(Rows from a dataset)
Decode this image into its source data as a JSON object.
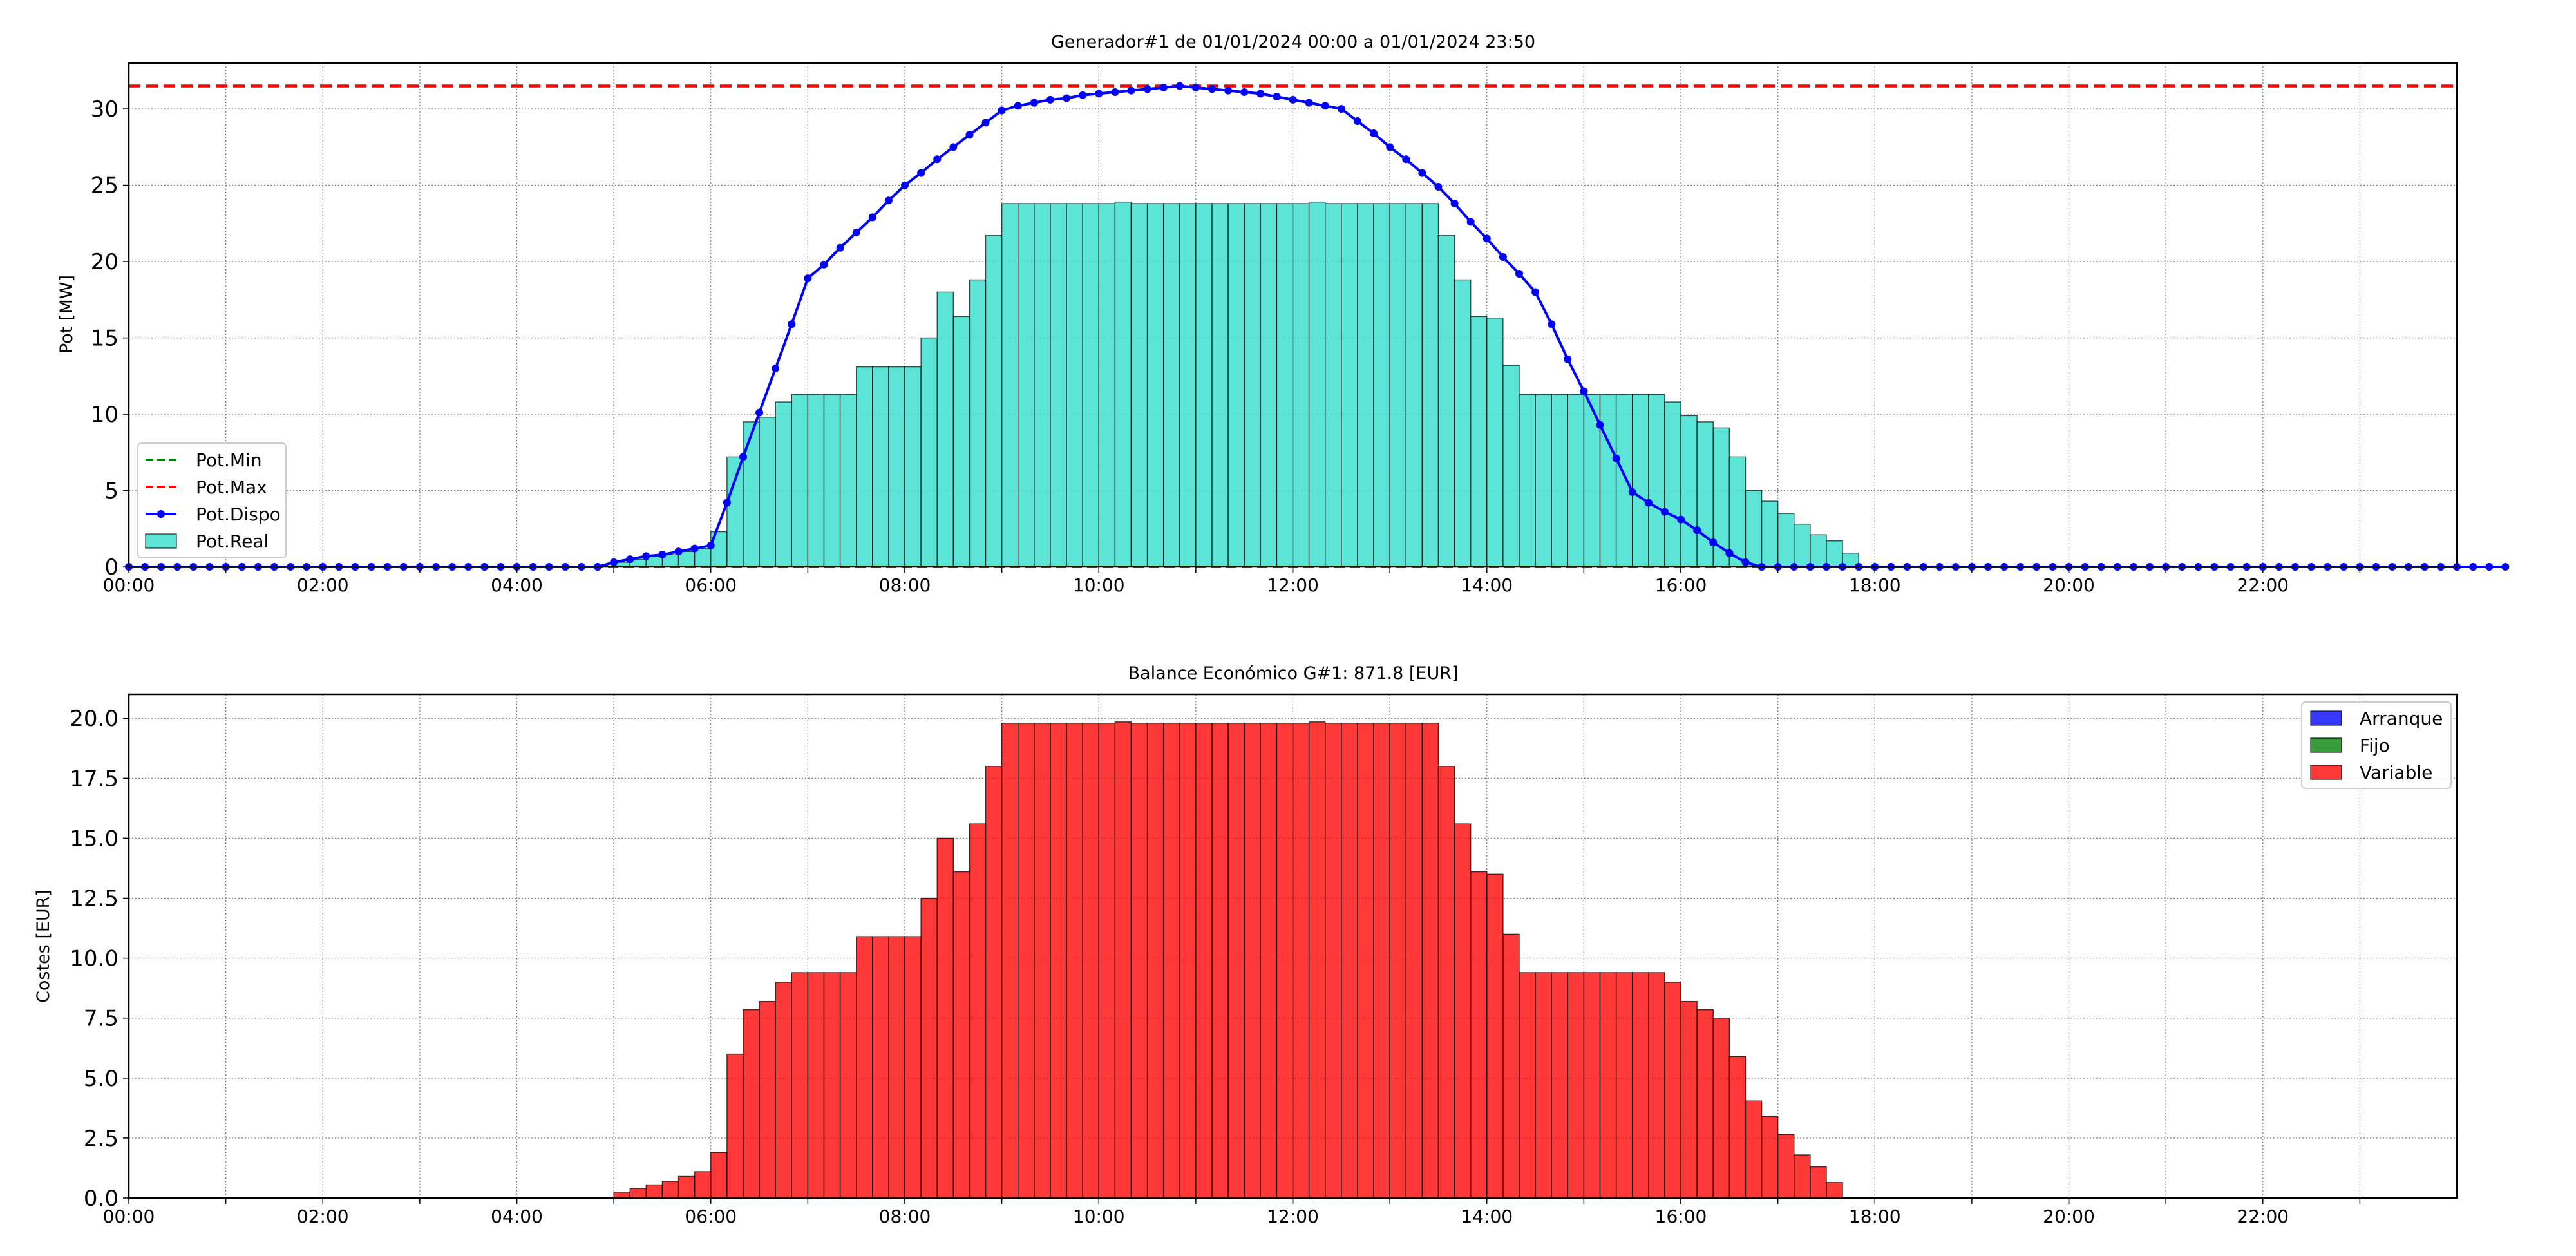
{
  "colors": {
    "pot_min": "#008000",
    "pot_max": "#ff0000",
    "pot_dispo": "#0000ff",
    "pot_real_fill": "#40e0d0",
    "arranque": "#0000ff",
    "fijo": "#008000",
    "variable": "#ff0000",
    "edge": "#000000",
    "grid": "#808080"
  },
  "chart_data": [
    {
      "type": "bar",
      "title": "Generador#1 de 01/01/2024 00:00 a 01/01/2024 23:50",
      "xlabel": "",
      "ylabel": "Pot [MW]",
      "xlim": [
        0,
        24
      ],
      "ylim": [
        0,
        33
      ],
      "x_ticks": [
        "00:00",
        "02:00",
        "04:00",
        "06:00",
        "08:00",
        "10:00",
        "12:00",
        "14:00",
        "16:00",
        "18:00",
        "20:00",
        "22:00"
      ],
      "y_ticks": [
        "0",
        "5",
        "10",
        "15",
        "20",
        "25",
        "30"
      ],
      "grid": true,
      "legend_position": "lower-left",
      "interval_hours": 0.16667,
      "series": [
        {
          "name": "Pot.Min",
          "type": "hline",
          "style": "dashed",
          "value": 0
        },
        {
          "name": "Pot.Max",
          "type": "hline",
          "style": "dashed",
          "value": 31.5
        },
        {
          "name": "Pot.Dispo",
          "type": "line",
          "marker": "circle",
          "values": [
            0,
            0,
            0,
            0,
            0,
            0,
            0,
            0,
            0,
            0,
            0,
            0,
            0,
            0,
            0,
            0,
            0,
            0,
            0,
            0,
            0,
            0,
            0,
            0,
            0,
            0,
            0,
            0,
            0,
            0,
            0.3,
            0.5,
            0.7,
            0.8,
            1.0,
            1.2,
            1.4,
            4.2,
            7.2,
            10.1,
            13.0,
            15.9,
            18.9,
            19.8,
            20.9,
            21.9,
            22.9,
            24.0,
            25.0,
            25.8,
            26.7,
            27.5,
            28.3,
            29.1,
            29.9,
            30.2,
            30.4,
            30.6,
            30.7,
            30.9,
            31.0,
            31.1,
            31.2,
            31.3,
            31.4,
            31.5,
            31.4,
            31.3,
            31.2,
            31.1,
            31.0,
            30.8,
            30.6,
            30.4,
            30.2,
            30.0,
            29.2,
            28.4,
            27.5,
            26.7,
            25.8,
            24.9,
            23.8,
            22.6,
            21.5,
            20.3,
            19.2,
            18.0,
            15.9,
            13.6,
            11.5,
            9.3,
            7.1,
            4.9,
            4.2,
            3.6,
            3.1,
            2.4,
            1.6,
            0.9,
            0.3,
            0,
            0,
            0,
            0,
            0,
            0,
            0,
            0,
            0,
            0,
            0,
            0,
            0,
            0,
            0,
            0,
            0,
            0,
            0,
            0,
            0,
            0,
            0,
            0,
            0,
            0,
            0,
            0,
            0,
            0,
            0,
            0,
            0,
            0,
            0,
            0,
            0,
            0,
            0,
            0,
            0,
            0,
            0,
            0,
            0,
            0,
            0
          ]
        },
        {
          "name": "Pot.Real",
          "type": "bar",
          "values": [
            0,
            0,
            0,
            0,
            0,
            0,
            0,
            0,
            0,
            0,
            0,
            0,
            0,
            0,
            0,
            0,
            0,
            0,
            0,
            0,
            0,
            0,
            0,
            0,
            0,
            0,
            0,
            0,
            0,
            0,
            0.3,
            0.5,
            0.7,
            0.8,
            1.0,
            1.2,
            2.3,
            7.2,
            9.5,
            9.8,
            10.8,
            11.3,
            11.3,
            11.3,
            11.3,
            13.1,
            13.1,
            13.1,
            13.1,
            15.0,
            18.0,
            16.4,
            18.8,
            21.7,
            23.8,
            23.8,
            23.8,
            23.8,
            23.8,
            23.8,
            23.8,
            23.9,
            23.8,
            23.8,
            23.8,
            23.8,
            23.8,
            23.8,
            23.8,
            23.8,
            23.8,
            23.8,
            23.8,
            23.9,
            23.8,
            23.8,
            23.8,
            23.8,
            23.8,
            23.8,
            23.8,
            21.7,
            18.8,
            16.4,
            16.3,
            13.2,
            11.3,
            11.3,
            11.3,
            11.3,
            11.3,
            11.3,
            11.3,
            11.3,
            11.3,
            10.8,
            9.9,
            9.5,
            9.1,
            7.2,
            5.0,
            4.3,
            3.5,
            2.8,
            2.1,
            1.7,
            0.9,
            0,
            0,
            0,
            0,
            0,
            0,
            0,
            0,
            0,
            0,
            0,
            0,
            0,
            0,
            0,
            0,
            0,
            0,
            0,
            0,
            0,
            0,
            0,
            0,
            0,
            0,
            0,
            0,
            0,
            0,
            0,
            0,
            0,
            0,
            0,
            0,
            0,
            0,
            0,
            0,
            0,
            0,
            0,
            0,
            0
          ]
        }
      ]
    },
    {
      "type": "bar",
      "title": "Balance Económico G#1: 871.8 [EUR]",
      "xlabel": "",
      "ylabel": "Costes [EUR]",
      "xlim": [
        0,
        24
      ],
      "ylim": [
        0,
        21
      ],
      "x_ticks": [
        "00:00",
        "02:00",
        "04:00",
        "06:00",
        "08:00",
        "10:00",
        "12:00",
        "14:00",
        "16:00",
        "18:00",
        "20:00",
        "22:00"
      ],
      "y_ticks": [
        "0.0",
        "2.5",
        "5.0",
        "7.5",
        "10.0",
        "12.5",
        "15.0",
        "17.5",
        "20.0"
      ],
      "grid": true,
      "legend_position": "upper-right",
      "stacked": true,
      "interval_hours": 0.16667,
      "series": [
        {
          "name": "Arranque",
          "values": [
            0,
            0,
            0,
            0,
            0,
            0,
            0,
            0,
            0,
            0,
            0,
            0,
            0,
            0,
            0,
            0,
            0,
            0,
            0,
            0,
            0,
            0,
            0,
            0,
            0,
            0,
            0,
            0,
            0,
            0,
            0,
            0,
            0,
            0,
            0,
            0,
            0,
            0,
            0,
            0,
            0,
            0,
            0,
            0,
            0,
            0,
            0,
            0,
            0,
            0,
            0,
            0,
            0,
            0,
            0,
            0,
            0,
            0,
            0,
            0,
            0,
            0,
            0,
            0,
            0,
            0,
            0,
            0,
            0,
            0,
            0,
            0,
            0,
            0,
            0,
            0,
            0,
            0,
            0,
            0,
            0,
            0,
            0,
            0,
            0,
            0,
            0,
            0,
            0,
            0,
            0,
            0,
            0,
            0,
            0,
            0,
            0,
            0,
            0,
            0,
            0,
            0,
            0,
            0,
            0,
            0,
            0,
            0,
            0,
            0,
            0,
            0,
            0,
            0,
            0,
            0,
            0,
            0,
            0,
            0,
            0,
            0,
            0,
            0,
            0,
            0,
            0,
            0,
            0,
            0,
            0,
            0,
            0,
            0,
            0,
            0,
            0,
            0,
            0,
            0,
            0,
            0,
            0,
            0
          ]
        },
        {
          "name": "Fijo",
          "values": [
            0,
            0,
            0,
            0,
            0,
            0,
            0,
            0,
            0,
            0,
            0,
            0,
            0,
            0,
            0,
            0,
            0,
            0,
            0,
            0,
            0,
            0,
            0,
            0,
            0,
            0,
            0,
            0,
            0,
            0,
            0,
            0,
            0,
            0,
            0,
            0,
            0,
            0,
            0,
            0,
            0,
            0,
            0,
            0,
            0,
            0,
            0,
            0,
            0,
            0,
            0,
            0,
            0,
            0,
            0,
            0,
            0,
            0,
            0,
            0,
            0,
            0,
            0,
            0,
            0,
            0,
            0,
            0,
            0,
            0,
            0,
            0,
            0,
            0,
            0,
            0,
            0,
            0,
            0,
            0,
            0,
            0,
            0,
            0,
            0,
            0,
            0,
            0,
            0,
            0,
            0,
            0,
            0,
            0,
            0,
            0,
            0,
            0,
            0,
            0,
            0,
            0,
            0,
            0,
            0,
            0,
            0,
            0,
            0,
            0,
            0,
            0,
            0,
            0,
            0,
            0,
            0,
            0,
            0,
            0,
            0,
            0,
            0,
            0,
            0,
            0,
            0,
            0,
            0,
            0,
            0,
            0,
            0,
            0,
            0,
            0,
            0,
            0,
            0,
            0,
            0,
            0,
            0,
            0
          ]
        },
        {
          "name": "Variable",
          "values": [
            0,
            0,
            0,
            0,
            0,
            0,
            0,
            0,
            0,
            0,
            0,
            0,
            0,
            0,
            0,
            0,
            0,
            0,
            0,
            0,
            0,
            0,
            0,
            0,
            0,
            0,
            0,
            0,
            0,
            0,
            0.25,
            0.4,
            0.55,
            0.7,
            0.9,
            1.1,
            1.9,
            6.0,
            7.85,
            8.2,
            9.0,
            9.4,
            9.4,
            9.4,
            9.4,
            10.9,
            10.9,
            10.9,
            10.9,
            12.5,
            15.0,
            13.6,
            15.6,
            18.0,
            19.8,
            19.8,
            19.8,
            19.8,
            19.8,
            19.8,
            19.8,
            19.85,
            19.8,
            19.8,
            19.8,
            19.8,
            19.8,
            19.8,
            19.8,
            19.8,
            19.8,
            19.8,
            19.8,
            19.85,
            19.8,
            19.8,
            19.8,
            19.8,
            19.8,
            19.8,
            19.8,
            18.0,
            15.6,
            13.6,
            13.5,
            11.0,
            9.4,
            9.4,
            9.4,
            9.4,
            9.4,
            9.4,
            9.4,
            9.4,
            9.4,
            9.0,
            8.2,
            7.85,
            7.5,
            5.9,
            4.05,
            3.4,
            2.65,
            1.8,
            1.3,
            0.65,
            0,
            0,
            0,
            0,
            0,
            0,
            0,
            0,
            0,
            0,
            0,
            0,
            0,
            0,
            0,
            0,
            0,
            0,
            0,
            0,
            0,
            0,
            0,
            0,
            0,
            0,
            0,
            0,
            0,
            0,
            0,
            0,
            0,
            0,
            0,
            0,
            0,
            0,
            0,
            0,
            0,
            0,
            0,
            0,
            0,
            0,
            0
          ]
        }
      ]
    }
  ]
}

GIVEN INSTRUCTION |
Lines that hold "name" are the ones to copy; find all of them.

EXERCISE ANSWER |
          "name": "Pot.Min",
          "name": "Pot.Max",
          "name": "Pot.Dispo",
          "name": "Pot.Real",
          "name": "Arranque",
          "name": "Fijo",
          "name": "Variable",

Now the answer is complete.